Reproduce each line exactly.

MATERIAL FOR THIS TASK:
──────────────────────────────

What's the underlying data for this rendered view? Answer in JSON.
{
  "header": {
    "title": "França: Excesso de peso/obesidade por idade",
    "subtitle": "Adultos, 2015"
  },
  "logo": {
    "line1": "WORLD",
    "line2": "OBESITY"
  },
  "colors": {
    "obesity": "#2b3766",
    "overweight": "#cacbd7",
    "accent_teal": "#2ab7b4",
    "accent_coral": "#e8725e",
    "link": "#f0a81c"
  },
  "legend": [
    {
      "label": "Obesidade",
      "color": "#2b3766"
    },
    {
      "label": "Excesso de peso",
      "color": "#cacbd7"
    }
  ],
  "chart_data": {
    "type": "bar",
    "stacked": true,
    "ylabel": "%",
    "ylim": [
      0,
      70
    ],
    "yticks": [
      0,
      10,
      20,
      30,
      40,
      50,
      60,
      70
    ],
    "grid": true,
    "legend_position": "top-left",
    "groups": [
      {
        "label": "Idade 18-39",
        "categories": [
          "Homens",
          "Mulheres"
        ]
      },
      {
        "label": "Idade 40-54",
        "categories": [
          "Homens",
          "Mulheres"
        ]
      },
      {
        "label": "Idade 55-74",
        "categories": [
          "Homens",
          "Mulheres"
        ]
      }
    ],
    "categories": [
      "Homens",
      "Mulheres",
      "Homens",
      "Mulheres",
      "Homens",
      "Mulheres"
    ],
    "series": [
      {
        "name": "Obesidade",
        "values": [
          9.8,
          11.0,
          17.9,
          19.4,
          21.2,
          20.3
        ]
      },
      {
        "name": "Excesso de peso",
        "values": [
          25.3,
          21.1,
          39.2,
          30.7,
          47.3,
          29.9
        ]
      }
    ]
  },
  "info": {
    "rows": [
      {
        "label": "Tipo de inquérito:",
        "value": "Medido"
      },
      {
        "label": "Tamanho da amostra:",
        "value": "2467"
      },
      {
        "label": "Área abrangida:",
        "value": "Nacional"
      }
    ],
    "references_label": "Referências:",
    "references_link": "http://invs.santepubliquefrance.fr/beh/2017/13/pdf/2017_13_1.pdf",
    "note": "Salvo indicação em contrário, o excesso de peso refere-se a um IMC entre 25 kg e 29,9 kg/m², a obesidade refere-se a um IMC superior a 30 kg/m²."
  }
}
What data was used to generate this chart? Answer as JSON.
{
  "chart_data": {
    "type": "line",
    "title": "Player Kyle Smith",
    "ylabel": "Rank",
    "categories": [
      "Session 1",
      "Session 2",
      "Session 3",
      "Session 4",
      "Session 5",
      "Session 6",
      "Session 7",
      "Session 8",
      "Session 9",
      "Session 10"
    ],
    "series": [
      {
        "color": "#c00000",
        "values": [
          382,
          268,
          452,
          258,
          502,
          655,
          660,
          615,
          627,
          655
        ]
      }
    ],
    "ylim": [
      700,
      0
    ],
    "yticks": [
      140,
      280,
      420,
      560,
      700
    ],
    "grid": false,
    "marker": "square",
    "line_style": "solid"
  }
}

──────────────────────────────

EXERCISE SOLUTION:
What's the underlying data for this rendered view? Answer in JSON.
{
  "header": {
    "title": "França: Excesso de peso/obesidade por idade",
    "subtitle": "Adultos, 2015"
  },
  "logo": {
    "line1": "WORLD",
    "line2": "OBESITY"
  },
  "colors": {
    "obesity": "#2b3766",
    "overweight": "#cacbd7",
    "accent_teal": "#2ab7b4",
    "accent_coral": "#e8725e",
    "link": "#f0a81c"
  },
  "legend": [
    {
      "label": "Obesidade",
      "color": "#2b3766"
    },
    {
      "label": "Excesso de peso",
      "color": "#cacbd7"
    }
  ],
  "chart_data": {
    "type": "bar",
    "stacked": true,
    "ylabel": "%",
    "ylim": [
      0,
      70
    ],
    "yticks": [
      0,
      10,
      20,
      30,
      40,
      50,
      60,
      70
    ],
    "grid": true,
    "legend_position": "top-left",
    "groups": [
      {
        "label": "Idade 18-39",
        "categories": [
          "Homens",
          "Mulheres"
        ]
      },
      {
        "label": "Idade 40-54",
        "categories": [
          "Homens",
          "Mulheres"
        ]
      },
      {
        "label": "Idade 55-74",
        "categories": [
          "Homens",
          "Mulheres"
        ]
      }
    ],
    "categories": [
      "Homens",
      "Mulheres",
      "Homens",
      "Mulheres",
      "Homens",
      "Mulheres"
    ],
    "series": [
      {
        "name": "Obesidade",
        "values": [
          9.8,
          11.0,
          17.9,
          19.4,
          21.2,
          20.3
        ]
      },
      {
        "name": "Excesso de peso",
        "values": [
          25.3,
          21.1,
          39.2,
          30.7,
          47.3,
          29.9
        ]
      }
    ]
  },
  "info": {
    "rows": [
      {
        "label": "Tipo de inquérito:",
        "value": "Medido"
      },
      {
        "label": "Tamanho da amostra:",
        "value": "2467"
      },
      {
        "label": "Área abrangida:",
        "value": "Nacional"
      }
    ],
    "references_label": "Referências:",
    "references_link": "http://invs.santepubliquefrance.fr/beh/2017/13/pdf/2017_13_1.pdf",
    "note": "Salvo indicação em contrário, o excesso de peso refere-se a um IMC entre 25 kg e 29,9 kg/m², a obesidade refere-se a um IMC superior a 30 kg/m²."
  }
}
What data was used to generate this chart? Answer as JSON.
{
  "chart_data": {
    "type": "line",
    "title": "Player Kyle Smith",
    "ylabel": "Rank",
    "categories": [
      "Session 1",
      "Session 2",
      "Session 3",
      "Session 4",
      "Session 5",
      "Session 6",
      "Session 7",
      "Session 8",
      "Session 9",
      "Session 10"
    ],
    "series": [
      {
        "color": "#c00000",
        "values": [
          382,
          268,
          452,
          258,
          502,
          655,
          660,
          615,
          627,
          655
        ]
      }
    ],
    "ylim": [
      700,
      0
    ],
    "yticks": [
      140,
      280,
      420,
      560,
      700
    ],
    "grid": false,
    "marker": "square",
    "line_style": "solid"
  }
}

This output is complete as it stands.